Listing –
%%

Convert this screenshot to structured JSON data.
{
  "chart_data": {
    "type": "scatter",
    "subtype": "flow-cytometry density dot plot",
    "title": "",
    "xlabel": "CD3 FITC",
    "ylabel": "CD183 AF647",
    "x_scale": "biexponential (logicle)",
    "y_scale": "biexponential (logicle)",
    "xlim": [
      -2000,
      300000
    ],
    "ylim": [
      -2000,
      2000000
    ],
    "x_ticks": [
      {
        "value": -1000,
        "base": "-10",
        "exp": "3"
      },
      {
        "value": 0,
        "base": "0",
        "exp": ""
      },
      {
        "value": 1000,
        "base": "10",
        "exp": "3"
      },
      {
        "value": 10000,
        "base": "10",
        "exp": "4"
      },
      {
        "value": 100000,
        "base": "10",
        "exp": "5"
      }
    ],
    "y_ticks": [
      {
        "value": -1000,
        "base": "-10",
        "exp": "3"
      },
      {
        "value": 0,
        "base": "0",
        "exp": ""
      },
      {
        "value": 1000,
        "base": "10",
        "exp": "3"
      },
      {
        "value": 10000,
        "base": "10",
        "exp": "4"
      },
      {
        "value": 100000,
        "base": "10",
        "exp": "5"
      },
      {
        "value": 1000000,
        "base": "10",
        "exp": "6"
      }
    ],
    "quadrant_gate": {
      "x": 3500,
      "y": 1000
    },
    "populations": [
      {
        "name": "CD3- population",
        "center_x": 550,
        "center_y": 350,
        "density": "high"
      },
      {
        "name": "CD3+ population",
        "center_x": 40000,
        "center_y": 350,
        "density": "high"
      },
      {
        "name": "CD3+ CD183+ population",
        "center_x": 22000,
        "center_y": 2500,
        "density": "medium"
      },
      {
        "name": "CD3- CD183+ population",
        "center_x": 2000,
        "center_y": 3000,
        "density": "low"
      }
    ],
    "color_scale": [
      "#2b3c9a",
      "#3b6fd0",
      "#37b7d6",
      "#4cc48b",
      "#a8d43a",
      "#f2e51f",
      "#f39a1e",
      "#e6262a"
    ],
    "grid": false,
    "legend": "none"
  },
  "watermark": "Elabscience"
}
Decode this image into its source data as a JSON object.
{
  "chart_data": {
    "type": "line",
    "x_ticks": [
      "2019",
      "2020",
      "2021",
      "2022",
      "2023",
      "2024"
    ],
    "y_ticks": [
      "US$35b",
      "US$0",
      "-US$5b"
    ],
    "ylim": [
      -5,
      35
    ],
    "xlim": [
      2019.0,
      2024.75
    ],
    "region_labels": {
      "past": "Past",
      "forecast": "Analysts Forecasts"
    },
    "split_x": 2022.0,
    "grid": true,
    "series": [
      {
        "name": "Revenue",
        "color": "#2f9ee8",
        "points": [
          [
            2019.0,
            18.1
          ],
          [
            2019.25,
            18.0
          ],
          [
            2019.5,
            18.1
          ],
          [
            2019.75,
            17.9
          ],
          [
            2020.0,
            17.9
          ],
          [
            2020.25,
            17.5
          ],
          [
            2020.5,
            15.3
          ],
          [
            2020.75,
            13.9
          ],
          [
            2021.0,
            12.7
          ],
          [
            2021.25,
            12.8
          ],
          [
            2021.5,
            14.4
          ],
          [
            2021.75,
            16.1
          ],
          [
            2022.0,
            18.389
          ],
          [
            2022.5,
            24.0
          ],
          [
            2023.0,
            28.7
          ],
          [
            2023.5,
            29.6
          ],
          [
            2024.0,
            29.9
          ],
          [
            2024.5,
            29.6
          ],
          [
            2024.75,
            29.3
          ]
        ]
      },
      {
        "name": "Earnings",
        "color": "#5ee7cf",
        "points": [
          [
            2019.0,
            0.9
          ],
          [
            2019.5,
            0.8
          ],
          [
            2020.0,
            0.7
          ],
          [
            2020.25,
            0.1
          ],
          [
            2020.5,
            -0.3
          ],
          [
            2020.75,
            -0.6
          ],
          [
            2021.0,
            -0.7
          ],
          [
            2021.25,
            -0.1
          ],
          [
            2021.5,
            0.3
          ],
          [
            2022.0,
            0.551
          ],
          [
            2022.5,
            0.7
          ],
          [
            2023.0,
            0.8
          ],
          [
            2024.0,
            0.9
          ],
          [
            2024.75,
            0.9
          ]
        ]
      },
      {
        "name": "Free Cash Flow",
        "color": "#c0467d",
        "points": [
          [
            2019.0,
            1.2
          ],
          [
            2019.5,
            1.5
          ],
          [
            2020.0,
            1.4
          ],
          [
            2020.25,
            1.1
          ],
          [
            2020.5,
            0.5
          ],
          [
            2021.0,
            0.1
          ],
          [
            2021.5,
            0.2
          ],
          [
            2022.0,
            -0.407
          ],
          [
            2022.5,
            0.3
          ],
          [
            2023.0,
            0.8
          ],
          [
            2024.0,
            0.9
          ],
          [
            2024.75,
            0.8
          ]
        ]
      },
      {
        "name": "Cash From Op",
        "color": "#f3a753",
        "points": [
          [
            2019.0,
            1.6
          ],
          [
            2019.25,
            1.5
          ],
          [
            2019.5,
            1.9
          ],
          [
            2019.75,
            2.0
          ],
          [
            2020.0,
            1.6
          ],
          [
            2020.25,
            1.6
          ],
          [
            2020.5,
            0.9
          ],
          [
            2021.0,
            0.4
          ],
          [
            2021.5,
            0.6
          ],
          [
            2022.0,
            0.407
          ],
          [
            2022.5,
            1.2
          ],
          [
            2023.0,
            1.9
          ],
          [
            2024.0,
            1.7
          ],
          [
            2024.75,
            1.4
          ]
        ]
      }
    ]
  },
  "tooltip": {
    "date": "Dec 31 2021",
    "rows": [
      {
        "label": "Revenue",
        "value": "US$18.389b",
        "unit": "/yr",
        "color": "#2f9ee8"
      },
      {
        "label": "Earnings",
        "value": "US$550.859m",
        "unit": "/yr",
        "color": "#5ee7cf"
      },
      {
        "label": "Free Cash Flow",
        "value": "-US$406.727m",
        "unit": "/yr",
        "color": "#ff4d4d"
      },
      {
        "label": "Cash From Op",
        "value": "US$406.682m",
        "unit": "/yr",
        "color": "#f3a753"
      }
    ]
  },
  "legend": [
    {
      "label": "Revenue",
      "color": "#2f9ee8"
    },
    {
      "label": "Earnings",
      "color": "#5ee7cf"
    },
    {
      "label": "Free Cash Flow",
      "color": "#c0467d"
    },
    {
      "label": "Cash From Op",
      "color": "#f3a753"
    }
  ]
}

%%

What you have to do – Show every line above in which the word "logicle" occurs.

Completed exercise –
    "x_scale": "biexponential (logicle)",
    "y_scale": "biexponential (logicle)",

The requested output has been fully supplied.